DATASET CONTENT:
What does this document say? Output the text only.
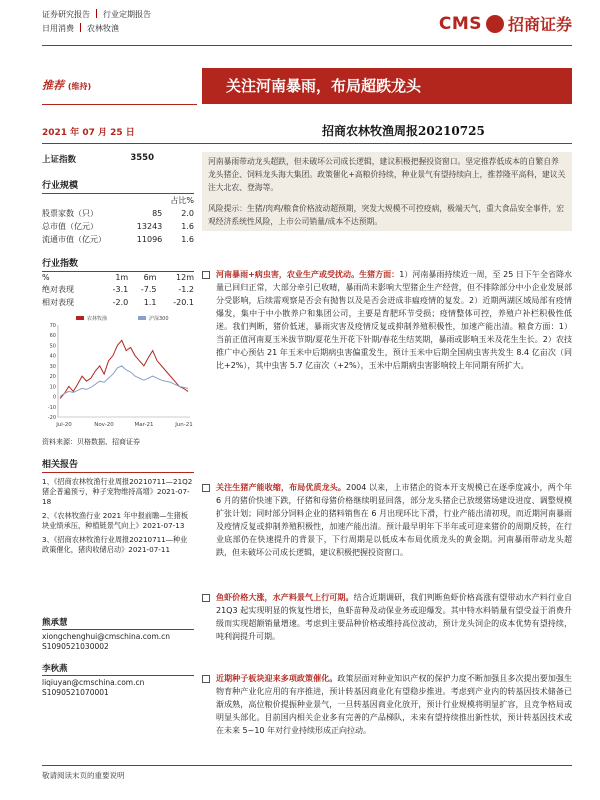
证券研究报告 行业定期报告
日用消费 农林牧渔	CMS 招商证券
推荐 (维持)	关注河南暴雨，布局超跌龙头
2021 年 07 月 25 日	招商农林牧渔周报20210725
上证指数	3550
行业规模
		占比%
股票家数（只）	85	2.0
总市值（亿元）	13243	1.6
流通市值（亿元）	11096	1.6
行业指数
%	1m	6m	12m
绝对表现	-3.1	-7.5	-1.2
相对表现	-2.0	1.1	-20.1
70
60
50
40
30
20
10
0
-10
-20
Jul-20	Nov-20	Mar-21	Jun-21
农林牧渔	沪深300
资料来源：贝格数据、招商证券
相关报告
1、《招商农林牧渔行业周报20210711—21Q2 猪企普遍预亏，种子宠物维持高增》2021-07-18
2、《农林牧渔行业 2021 年中报前瞻—生猪板块业绩承压，种植链景气向上》2021-07-13
3、《招商农林牧渔行业周报20210711—种业政策催化，猪肉收储启动》2021-07-11
熊承慧
xiongchenghui@cmschina.com.cn
S1090521030002
李秋燕
liqiuyan@cmschina.com.cn
S1090521070001

河南暴雨带动龙头超跌，但未破坏公司成长逻辑，建议积极把握投资窗口。坚定推荐低成本的自繁自养龙头猪企、饲料龙头海大集团。政策催化+高粮价持续，种业景气有望持续向上，推荐隆平高科，建议关注大北农、登海等。

风险提示：生猪/肉鸡/粮食价格波动超预期，突发大规模不可控疫病，极端天气，重大食品安全事件，宏观经济系统性风险，上市公司销量/成本不达预期。

河南暴雨+病虫害，农业生产或受扰动。生猪方面：1）河南暴雨持续近一周，至 25 日下午全省降水量已回归正常，大部分牵引已收晴，暴雨尚未影响大型猪企生产经营，但不排除部分中小企业发展部分受影响，后续需观察是否会有抛售以及是否会迸成非瘟疫情的复发。2）近期两湖区域局部有疫情爆发，集中于中小散养户和集团公司，主要是育肥环节受损；疫情整体可控，养殖户补栏积极性低迷。我们判断，猪价低迷，暴雨灾害及疫情反复或抑制养殖积极性，加速产能出清。粮食方面：1）当前正值河南夏玉米拔节期/夏花生开花下针期/春花生结荚期，暴雨或影响玉米及花生生长。2）农技推广中心预估 21 年玉米中后期病虫害偏重发生，预计玉米中后期全国病虫害共发生 8.4 亿亩次（同比+2%），其中虫害 5.7 亿亩次（+2%），玉米中后期病虫害影响较上年同期有所扩大。
关注生猪产能收缩，布局优质龙头。2004 以来，上市猪企的资本开支规模已在逐季度减小，两个年 6 月的猪价快速下跌，仔猪和母猪价格继续明显回落，部分龙头猪企已放缓猪场建设进度、调整规模扩张计划；同时部分饲料企业的猪料销售在 6 月出现环比下滑，行业产能出清初现，而近期河南暴雨及疫情反复或抑制养殖积极性，加速产能出清。预计最早明年下半年或可迎来猪价的周期反转，在行业底部仍在快速提升的背景下，下行周期是以低成本布局优质龙头的黄金期。河南暴雨带动龙头超跌，但未破坏公司成长逻辑，建议积极把握投资窗口。
鱼虾价格大涨，水产料景气上行可期。结合近期调研，我们判断鱼虾价格高涨有望带动水产料行业自 21Q3 起实现明显的恢复性增长，鱼虾苗种及动保业务或迎爆发。其中特水料销量有望受益于消费升级而实现超额销量增速。考虑到主要品种价格或维持高位波动，预计龙头饲企的成本优势有望持续，吨利润提升可期。
近期种子板块迎来多项政策催化。政策层面对种业知识产权的保护力度不断加强且多次提出要加强生物育种产业化应用的有序推进，预计转基因商业化有望稳步推进。考虑到产业内的转基因技术储备已渐成熟，高位粮价提振种业景气，一旦转基因商业化放开，预计行业规模将明显扩容，且竞争格局或明显头部化。目前国内相关企业多有完善的产品梯队，未来有望持续推出新性状，预计转基因技术或在未来 5~10 年对行业持续形成正向拉动。
敬请阅读末页的重要说明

WHAT NEEDS TO BE DONE: In your copy, repeat each record exactly and include no pictures.

THE SOLUTION:
What does this document say? Output the text only.
证券研究报告 行业定期报告
日用消费 农林牧渔	CMS 招商证券
推荐 (维持)	关注河南暴雨，布局超跌龙头
2021 年 07 月 25 日	招商农林牧渔周报20210725
上证指数	3550
行业规模
		占比%
股票家数（只）	85	2.0
总市值（亿元）	13243	1.6
流通市值（亿元）	11096	1.6
行业指数
%	1m	6m	12m
绝对表现	-3.1	-7.5	-1.2
相对表现	-2.0	1.1	-20.1
70
60
50
40
30
20
10
0
-10
-20
Jul-20	Nov-20	Mar-21	Jun-21
农林牧渔	沪深300
资料来源：贝格数据、招商证券
相关报告
1、《招商农林牧渔行业周报20210711—21Q2 猪企普遍预亏，种子宠物维持高增》2021-07-18
2、《农林牧渔行业 2021 年中报前瞻—生猪板块业绩承压，种植链景气向上》2021-07-13
3、《招商农林牧渔行业周报20210711—种业政策催化，猪肉收储启动》2021-07-11
熊承慧
xiongchenghui@cmschina.com.cn
S1090521030002
李秋燕
liqiuyan@cmschina.com.cn
S1090521070001

河南暴雨带动龙头超跌，但未破坏公司成长逻辑，建议积极把握投资窗口。坚定推荐低成本的自繁自养龙头猪企、饲料龙头海大集团。政策催化+高粮价持续，种业景气有望持续向上，推荐隆平高科，建议关注大北农、登海等。

风险提示：生猪/肉鸡/粮食价格波动超预期，突发大规模不可控疫病，极端天气，重大食品安全事件，宏观经济系统性风险，上市公司销量/成本不达预期。

河南暴雨+病虫害，农业生产或受扰动。生猪方面：1）河南暴雨持续近一周，至 25 日下午全省降水量已回归正常，大部分牵引已收晴，暴雨尚未影响大型猪企生产经营，但不排除部分中小企业发展部分受影响，后续需观察是否会有抛售以及是否会迸成非瘟疫情的复发。2）近期两湖区域局部有疫情爆发，集中于中小散养户和集团公司，主要是育肥环节受损；疫情整体可控，养殖户补栏积极性低迷。我们判断，猪价低迷，暴雨灾害及疫情反复或抑制养殖积极性，加速产能出清。粮食方面：1）当前正值河南夏玉米拔节期/夏花生开花下针期/春花生结荚期，暴雨或影响玉米及花生生长。2）农技推广中心预估 21 年玉米中后期病虫害偏重发生，预计玉米中后期全国病虫害共发生 8.4 亿亩次（同比+2%），其中虫害 5.7 亿亩次（+2%），玉米中后期病虫害影响较上年同期有所扩大。
关注生猪产能收缩，布局优质龙头。2004 以来，上市猪企的资本开支规模已在逐季度减小，两个年 6 月的猪价快速下跌，仔猪和母猪价格继续明显回落，部分龙头猪企已放缓猪场建设进度、调整规模扩张计划；同时部分饲料企业的猪料销售在 6 月出现环比下滑，行业产能出清初现，而近期河南暴雨及疫情反复或抑制养殖积极性，加速产能出清。预计最早明年下半年或可迎来猪价的周期反转，在行业底部仍在快速提升的背景下，下行周期是以低成本布局优质龙头的黄金期。河南暴雨带动龙头超跌，但未破坏公司成长逻辑，建议积极把握投资窗口。
鱼虾价格大涨，水产料景气上行可期。结合近期调研，我们判断鱼虾价格高涨有望带动水产料行业自 21Q3 起实现明显的恢复性增长，鱼虾苗种及动保业务或迎爆发。其中特水料销量有望受益于消费升级而实现超额销量增速。考虑到主要品种价格或维持高位波动，预计龙头饲企的成本优势有望持续，吨利润提升可期。
近期种子板块迎来多项政策催化。政策层面对种业知识产权的保护力度不断加强且多次提出要加强生物育种产业化应用的有序推进，预计转基因商业化有望稳步推进。考虑到产业内的转基因技术储备已渐成熟，高位粮价提振种业景气，一旦转基因商业化放开，预计行业规模将明显扩容，且竞争格局或明显头部化。目前国内相关企业多有完善的产品梯队，未来有望持续推出新性状，预计转基因技术或在未来 5~10 年对行业持续形成正向拉动。
敬请阅读末页的重要说明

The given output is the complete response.